__Extracted records__:
====

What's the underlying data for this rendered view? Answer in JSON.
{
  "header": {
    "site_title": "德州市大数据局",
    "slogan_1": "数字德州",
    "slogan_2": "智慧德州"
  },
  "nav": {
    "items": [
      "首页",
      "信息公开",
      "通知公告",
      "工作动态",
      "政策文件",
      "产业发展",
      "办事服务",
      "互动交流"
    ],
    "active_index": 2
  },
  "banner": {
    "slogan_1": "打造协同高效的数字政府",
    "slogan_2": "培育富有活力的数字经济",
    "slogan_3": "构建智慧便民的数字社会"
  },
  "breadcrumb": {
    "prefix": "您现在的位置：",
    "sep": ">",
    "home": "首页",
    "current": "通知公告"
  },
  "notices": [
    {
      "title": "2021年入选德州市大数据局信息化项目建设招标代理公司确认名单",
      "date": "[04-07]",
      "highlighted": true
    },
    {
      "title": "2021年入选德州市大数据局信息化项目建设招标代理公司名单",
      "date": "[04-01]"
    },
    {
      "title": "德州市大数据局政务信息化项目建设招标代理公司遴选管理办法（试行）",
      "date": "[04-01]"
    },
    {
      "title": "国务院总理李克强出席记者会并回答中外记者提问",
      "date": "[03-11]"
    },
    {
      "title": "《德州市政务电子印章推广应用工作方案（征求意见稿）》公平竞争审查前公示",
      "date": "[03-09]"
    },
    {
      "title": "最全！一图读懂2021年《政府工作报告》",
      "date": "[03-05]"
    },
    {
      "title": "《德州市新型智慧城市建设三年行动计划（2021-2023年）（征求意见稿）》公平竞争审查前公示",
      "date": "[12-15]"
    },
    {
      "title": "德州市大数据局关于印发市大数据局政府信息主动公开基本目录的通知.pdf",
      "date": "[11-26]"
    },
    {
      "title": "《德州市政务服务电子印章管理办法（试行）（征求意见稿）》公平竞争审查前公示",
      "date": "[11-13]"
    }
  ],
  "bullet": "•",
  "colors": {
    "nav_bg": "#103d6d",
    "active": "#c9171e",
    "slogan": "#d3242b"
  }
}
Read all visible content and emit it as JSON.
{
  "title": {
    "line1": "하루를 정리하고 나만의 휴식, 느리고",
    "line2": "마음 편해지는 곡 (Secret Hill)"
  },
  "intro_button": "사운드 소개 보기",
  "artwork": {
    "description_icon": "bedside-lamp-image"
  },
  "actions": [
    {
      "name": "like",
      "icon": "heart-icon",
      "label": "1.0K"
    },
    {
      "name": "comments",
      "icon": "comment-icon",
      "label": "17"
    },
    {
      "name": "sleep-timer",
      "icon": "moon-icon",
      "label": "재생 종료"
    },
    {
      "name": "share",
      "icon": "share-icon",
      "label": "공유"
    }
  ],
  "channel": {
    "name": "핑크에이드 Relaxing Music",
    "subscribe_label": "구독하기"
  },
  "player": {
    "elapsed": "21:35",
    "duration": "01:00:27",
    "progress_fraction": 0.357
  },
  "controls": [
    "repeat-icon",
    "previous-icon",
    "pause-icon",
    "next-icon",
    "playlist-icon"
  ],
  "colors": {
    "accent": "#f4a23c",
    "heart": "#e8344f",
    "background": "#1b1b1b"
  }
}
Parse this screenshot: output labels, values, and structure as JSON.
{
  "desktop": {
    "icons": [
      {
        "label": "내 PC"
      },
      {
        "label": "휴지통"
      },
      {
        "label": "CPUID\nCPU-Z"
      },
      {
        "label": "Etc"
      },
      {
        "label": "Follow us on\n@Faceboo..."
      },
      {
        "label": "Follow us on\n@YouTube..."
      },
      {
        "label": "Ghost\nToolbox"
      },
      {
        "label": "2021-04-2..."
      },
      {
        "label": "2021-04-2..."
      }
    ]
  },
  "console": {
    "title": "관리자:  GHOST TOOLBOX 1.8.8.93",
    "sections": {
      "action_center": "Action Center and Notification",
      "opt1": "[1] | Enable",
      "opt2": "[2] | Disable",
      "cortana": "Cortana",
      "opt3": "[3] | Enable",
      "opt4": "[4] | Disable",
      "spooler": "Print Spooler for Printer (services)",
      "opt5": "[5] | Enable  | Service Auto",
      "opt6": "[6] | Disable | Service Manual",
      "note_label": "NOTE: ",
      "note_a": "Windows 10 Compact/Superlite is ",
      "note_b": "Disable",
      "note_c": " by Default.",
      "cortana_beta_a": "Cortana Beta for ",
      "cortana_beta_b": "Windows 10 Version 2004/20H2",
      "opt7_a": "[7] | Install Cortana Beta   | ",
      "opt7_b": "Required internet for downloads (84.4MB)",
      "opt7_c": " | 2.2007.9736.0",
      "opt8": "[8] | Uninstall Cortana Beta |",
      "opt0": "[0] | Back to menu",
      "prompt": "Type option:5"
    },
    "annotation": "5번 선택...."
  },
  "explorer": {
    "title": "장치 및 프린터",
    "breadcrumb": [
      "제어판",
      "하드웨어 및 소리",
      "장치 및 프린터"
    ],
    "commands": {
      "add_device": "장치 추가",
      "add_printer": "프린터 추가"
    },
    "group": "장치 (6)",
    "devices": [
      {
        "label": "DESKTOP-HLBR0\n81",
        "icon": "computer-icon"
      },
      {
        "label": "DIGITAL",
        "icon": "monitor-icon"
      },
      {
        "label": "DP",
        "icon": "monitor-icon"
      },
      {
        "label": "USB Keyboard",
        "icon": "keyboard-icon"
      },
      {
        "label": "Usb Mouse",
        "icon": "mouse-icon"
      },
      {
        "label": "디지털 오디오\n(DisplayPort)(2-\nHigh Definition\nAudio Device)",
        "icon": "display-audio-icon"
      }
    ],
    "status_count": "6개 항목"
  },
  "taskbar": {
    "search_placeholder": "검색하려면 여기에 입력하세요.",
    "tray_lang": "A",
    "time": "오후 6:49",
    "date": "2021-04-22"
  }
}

====

__Stated problem__: Copy every line of the material, please, keeping it exactly the same.

__The reply__:
What's the underlying data for this rendered view? Answer in JSON.
{
  "header": {
    "site_title": "德州市大数据局",
    "slogan_1": "数字德州",
    "slogan_2": "智慧德州"
  },
  "nav": {
    "items": [
      "首页",
      "信息公开",
      "通知公告",
      "工作动态",
      "政策文件",
      "产业发展",
      "办事服务",
      "互动交流"
    ],
    "active_index": 2
  },
  "banner": {
    "slogan_1": "打造协同高效的数字政府",
    "slogan_2": "培育富有活力的数字经济",
    "slogan_3": "构建智慧便民的数字社会"
  },
  "breadcrumb": {
    "prefix": "您现在的位置：",
    "sep": ">",
    "home": "首页",
    "current": "通知公告"
  },
  "notices": [
    {
      "title": "2021年入选德州市大数据局信息化项目建设招标代理公司确认名单",
      "date": "[04-07]",
      "highlighted": true
    },
    {
      "title": "2021年入选德州市大数据局信息化项目建设招标代理公司名单",
      "date": "[04-01]"
    },
    {
      "title": "德州市大数据局政务信息化项目建设招标代理公司遴选管理办法（试行）",
      "date": "[04-01]"
    },
    {
      "title": "国务院总理李克强出席记者会并回答中外记者提问",
      "date": "[03-11]"
    },
    {
      "title": "《德州市政务电子印章推广应用工作方案（征求意见稿）》公平竞争审查前公示",
      "date": "[03-09]"
    },
    {
      "title": "最全！一图读懂2021年《政府工作报告》",
      "date": "[03-05]"
    },
    {
      "title": "《德州市新型智慧城市建设三年行动计划（2021-2023年）（征求意见稿）》公平竞争审查前公示",
      "date": "[12-15]"
    },
    {
      "title": "德州市大数据局关于印发市大数据局政府信息主动公开基本目录的通知.pdf",
      "date": "[11-26]"
    },
    {
      "title": "《德州市政务服务电子印章管理办法（试行）（征求意见稿）》公平竞争审查前公示",
      "date": "[11-13]"
    }
  ],
  "bullet": "•",
  "colors": {
    "nav_bg": "#103d6d",
    "active": "#c9171e",
    "slogan": "#d3242b"
  }
}
Read all visible content and emit it as JSON.
{
  "title": {
    "line1": "하루를 정리하고 나만의 휴식, 느리고",
    "line2": "마음 편해지는 곡 (Secret Hill)"
  },
  "intro_button": "사운드 소개 보기",
  "artwork": {
    "description_icon": "bedside-lamp-image"
  },
  "actions": [
    {
      "name": "like",
      "icon": "heart-icon",
      "label": "1.0K"
    },
    {
      "name": "comments",
      "icon": "comment-icon",
      "label": "17"
    },
    {
      "name": "sleep-timer",
      "icon": "moon-icon",
      "label": "재생 종료"
    },
    {
      "name": "share",
      "icon": "share-icon",
      "label": "공유"
    }
  ],
  "channel": {
    "name": "핑크에이드 Relaxing Music",
    "subscribe_label": "구독하기"
  },
  "player": {
    "elapsed": "21:35",
    "duration": "01:00:27",
    "progress_fraction": 0.357
  },
  "controls": [
    "repeat-icon",
    "previous-icon",
    "pause-icon",
    "next-icon",
    "playlist-icon"
  ],
  "colors": {
    "accent": "#f4a23c",
    "heart": "#e8344f",
    "background": "#1b1b1b"
  }
}
Parse this screenshot: output labels, values, and structure as JSON.
{
  "desktop": {
    "icons": [
      {
        "label": "내 PC"
      },
      {
        "label": "휴지통"
      },
      {
        "label": "CPUID\nCPU-Z"
      },
      {
        "label": "Etc"
      },
      {
        "label": "Follow us on\n@Faceboo..."
      },
      {
        "label": "Follow us on\n@YouTube..."
      },
      {
        "label": "Ghost\nToolbox"
      },
      {
        "label": "2021-04-2..."
      },
      {
        "label": "2021-04-2..."
      }
    ]
  },
  "console": {
    "title": "관리자:  GHOST TOOLBOX 1.8.8.93",
    "sections": {
      "action_center": "Action Center and Notification",
      "opt1": "[1] | Enable",
      "opt2": "[2] | Disable",
      "cortana": "Cortana",
      "opt3": "[3] | Enable",
      "opt4": "[4] | Disable",
      "spooler": "Print Spooler for Printer (services)",
      "opt5": "[5] | Enable  | Service Auto",
      "opt6": "[6] | Disable | Service Manual",
      "note_label": "NOTE: ",
      "note_a": "Windows 10 Compact/Superlite is ",
      "note_b": "Disable",
      "note_c": " by Default.",
      "cortana_beta_a": "Cortana Beta for ",
      "cortana_beta_b": "Windows 10 Version 2004/20H2",
      "opt7_a": "[7] | Install Cortana Beta   | ",
      "opt7_b": "Required internet for downloads (84.4MB)",
      "opt7_c": " | 2.2007.9736.0",
      "opt8": "[8] | Uninstall Cortana Beta |",
      "opt0": "[0] | Back to menu",
      "prompt": "Type option:5"
    },
    "annotation": "5번 선택...."
  },
  "explorer": {
    "title": "장치 및 프린터",
    "breadcrumb": [
      "제어판",
      "하드웨어 및 소리",
      "장치 및 프린터"
    ],
    "commands": {
      "add_device": "장치 추가",
      "add_printer": "프린터 추가"
    },
    "group": "장치 (6)",
    "devices": [
      {
        "label": "DESKTOP-HLBR0\n81",
        "icon": "computer-icon"
      },
      {
        "label": "DIGITAL",
        "icon": "monitor-icon"
      },
      {
        "label": "DP",
        "icon": "monitor-icon"
      },
      {
        "label": "USB Keyboard",
        "icon": "keyboard-icon"
      },
      {
        "label": "Usb Mouse",
        "icon": "mouse-icon"
      },
      {
        "label": "디지털 오디오\n(DisplayPort)(2-\nHigh Definition\nAudio Device)",
        "icon": "display-audio-icon"
      }
    ],
    "status_count": "6개 항목"
  },
  "taskbar": {
    "search_placeholder": "검색하려면 여기에 입력하세요.",
    "tray_lang": "A",
    "time": "오후 6:49",
    "date": "2021-04-22"
  }
}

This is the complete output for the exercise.